Given exercise:
Reproduce the data word for word, starting at its first line and stopping after the line that contains "- legend-row: SMA(100) 9.531,95: [3, 29, 235, 38]".
* START *
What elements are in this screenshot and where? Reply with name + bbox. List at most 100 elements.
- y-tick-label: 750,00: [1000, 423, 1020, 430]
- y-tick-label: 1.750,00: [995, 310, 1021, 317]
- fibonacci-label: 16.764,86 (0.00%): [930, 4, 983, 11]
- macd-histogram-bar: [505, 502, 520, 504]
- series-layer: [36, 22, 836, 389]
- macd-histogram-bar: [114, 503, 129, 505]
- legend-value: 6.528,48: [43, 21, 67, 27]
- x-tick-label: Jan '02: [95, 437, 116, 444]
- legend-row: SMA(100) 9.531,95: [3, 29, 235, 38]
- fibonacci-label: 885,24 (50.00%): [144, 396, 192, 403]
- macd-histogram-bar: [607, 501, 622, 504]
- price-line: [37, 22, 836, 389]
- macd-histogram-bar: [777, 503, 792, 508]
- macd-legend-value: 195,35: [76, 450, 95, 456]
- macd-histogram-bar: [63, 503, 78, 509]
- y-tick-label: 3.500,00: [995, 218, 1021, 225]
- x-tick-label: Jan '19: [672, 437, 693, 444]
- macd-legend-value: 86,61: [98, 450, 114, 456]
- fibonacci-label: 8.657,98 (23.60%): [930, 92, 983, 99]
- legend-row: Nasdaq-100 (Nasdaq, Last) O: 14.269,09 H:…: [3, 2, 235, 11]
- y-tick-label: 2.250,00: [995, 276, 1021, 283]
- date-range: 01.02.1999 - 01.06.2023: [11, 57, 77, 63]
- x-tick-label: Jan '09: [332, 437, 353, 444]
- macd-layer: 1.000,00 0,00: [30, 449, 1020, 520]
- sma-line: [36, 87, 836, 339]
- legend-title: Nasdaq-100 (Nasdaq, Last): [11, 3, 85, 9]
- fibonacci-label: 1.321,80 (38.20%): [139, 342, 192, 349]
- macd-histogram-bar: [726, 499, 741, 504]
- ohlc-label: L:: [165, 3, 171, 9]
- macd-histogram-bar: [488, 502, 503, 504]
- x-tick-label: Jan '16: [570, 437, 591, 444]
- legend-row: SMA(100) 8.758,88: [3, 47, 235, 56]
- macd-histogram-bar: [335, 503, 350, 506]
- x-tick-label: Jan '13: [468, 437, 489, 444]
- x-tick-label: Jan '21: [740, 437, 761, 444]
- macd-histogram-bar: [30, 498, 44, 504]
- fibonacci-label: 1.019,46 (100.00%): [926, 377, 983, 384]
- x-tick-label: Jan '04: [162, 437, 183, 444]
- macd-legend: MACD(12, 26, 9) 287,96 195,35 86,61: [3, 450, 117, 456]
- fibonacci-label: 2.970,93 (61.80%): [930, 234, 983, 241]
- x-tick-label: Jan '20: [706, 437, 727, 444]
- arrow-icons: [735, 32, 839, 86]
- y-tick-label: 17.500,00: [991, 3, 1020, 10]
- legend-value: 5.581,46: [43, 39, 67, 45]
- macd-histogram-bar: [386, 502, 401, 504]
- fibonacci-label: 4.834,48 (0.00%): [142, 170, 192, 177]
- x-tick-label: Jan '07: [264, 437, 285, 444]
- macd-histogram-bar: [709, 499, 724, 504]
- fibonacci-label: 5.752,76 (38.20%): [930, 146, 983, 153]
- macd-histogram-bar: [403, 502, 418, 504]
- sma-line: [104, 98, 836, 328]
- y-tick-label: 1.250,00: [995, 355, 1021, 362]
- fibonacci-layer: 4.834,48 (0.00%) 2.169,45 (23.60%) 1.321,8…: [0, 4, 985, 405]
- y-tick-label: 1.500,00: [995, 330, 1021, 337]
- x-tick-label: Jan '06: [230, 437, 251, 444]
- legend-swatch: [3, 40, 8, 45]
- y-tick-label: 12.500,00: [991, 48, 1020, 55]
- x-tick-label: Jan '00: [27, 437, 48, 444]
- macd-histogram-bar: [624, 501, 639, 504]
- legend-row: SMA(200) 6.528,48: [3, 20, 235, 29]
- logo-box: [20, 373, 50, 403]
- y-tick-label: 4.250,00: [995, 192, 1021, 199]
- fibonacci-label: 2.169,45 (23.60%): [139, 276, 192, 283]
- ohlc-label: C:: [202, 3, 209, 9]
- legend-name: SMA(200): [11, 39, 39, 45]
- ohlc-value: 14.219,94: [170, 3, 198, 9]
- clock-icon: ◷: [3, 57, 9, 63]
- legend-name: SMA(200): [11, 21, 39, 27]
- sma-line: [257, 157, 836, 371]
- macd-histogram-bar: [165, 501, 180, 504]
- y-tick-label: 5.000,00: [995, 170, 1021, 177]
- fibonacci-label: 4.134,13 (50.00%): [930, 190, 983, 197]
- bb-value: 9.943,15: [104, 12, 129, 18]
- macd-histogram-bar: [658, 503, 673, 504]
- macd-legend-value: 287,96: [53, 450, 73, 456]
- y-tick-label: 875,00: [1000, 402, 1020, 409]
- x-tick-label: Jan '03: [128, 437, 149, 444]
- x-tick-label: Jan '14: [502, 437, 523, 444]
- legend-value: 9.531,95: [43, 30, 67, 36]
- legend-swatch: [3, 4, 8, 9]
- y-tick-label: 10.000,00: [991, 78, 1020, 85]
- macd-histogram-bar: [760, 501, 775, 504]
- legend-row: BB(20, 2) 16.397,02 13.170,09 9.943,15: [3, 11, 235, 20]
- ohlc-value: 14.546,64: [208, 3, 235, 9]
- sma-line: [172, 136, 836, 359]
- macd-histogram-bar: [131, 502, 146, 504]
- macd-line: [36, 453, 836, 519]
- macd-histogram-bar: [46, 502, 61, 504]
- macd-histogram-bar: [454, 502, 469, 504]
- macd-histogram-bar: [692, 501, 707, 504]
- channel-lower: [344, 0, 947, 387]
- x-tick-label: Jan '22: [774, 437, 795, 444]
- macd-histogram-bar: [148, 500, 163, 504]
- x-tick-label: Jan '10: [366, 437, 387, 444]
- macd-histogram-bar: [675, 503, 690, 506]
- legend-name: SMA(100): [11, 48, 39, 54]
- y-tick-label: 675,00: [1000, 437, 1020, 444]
* END *
Answer to this problem:
What elements are in this screenshot and where? Reply with name + bbox. List at most 100 elements.
- y-tick-label: 750,00: [1000, 423, 1020, 430]
- y-tick-label: 1.750,00: [995, 310, 1021, 317]
- fibonacci-label: 16.764,86 (0.00%): [930, 4, 983, 11]
- macd-histogram-bar: [505, 502, 520, 504]
- series-layer: [36, 22, 836, 389]
- macd-histogram-bar: [114, 503, 129, 505]
- legend-value: 6.528,48: [43, 21, 67, 27]
- x-tick-label: Jan '02: [95, 437, 116, 444]
- legend-row: SMA(100) 9.531,95: [3, 29, 235, 38]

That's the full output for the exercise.